Aim of the exercise:
Without changing a character, return the entries, but not the images they hold.

## begin Input for this task

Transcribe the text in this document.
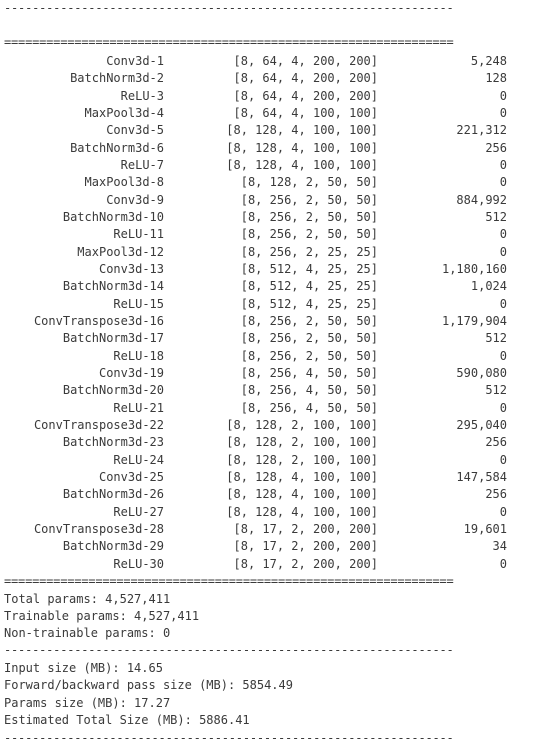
----------------------------------------------------------------

================================================================
Conv3d-1	[8, 64, 4, 200, 200]	5,248
BatchNorm3d-2	[8, 64, 4, 200, 200]	128
ReLU-3	[8, 64, 4, 200, 200]	0
MaxPool3d-4	[8, 64, 4, 100, 100]	0
Conv3d-5	[8, 128, 4, 100, 100]	221,312
BatchNorm3d-6	[8, 128, 4, 100, 100]	256
ReLU-7	[8, 128, 4, 100, 100]	0
MaxPool3d-8	[8, 128, 2, 50, 50]	0
Conv3d-9	[8, 256, 2, 50, 50]	884,992
BatchNorm3d-10	[8, 256, 2, 50, 50]	512
ReLU-11	[8, 256, 2, 50, 50]	0
MaxPool3d-12	[8, 256, 2, 25, 25]	0
Conv3d-13	[8, 512, 4, 25, 25]	1,180,160
BatchNorm3d-14	[8, 512, 4, 25, 25]	1,024
ReLU-15	[8, 512, 4, 25, 25]	0
ConvTranspose3d-16	[8, 256, 2, 50, 50]	1,179,904
BatchNorm3d-17	[8, 256, 2, 50, 50]	512
ReLU-18	[8, 256, 2, 50, 50]	0
Conv3d-19	[8, 256, 4, 50, 50]	590,080
BatchNorm3d-20	[8, 256, 4, 50, 50]	512
ReLU-21	[8, 256, 4, 50, 50]	0
ConvTranspose3d-22	[8, 128, 2, 100, 100]	295,040
BatchNorm3d-23	[8, 128, 2, 100, 100]	256
ReLU-24	[8, 128, 2, 100, 100]	0
Conv3d-25	[8, 128, 4, 100, 100]	147,584
BatchNorm3d-26	[8, 128, 4, 100, 100]	256
ReLU-27	[8, 128, 4, 100, 100]	0
ConvTranspose3d-28	[8, 17, 2, 200, 200]	19,601
BatchNorm3d-29	[8, 17, 2, 200, 200]	34
ReLU-30	[8, 17, 2, 200, 200]	0
================================================================
Total params: 4,527,411
Trainable params: 4,527,411
Non-trainable params: 0
----------------------------------------------------------------
Input size (MB): 14.65
Forward/backward pass size (MB): 5854.49
Params size (MB): 17.27
Estimated Total Size (MB): 5886.41
----------------------------------------------------------------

## end Input for this task

Solved problem:
Transcribe the text in this document.
----------------------------------------------------------------

================================================================
Conv3d-1	[8, 64, 4, 200, 200]	5,248
BatchNorm3d-2	[8, 64, 4, 200, 200]	128
ReLU-3	[8, 64, 4, 200, 200]	0
MaxPool3d-4	[8, 64, 4, 100, 100]	0
Conv3d-5	[8, 128, 4, 100, 100]	221,312
BatchNorm3d-6	[8, 128, 4, 100, 100]	256
ReLU-7	[8, 128, 4, 100, 100]	0
MaxPool3d-8	[8, 128, 2, 50, 50]	0
Conv3d-9	[8, 256, 2, 50, 50]	884,992
BatchNorm3d-10	[8, 256, 2, 50, 50]	512
ReLU-11	[8, 256, 2, 50, 50]	0
MaxPool3d-12	[8, 256, 2, 25, 25]	0
Conv3d-13	[8, 512, 4, 25, 25]	1,180,160
BatchNorm3d-14	[8, 512, 4, 25, 25]	1,024
ReLU-15	[8, 512, 4, 25, 25]	0
ConvTranspose3d-16	[8, 256, 2, 50, 50]	1,179,904
BatchNorm3d-17	[8, 256, 2, 50, 50]	512
ReLU-18	[8, 256, 2, 50, 50]	0
Conv3d-19	[8, 256, 4, 50, 50]	590,080
BatchNorm3d-20	[8, 256, 4, 50, 50]	512
ReLU-21	[8, 256, 4, 50, 50]	0
ConvTranspose3d-22	[8, 128, 2, 100, 100]	295,040
BatchNorm3d-23	[8, 128, 2, 100, 100]	256
ReLU-24	[8, 128, 2, 100, 100]	0
Conv3d-25	[8, 128, 4, 100, 100]	147,584
BatchNorm3d-26	[8, 128, 4, 100, 100]	256
ReLU-27	[8, 128, 4, 100, 100]	0
ConvTranspose3d-28	[8, 17, 2, 200, 200]	19,601
BatchNorm3d-29	[8, 17, 2, 200, 200]	34
ReLU-30	[8, 17, 2, 200, 200]	0
================================================================
Total params: 4,527,411
Trainable params: 4,527,411
Non-trainable params: 0
----------------------------------------------------------------
Input size (MB): 14.65
Forward/backward pass size (MB): 5854.49
Params size (MB): 17.27
Estimated Total Size (MB): 5886.41
----------------------------------------------------------------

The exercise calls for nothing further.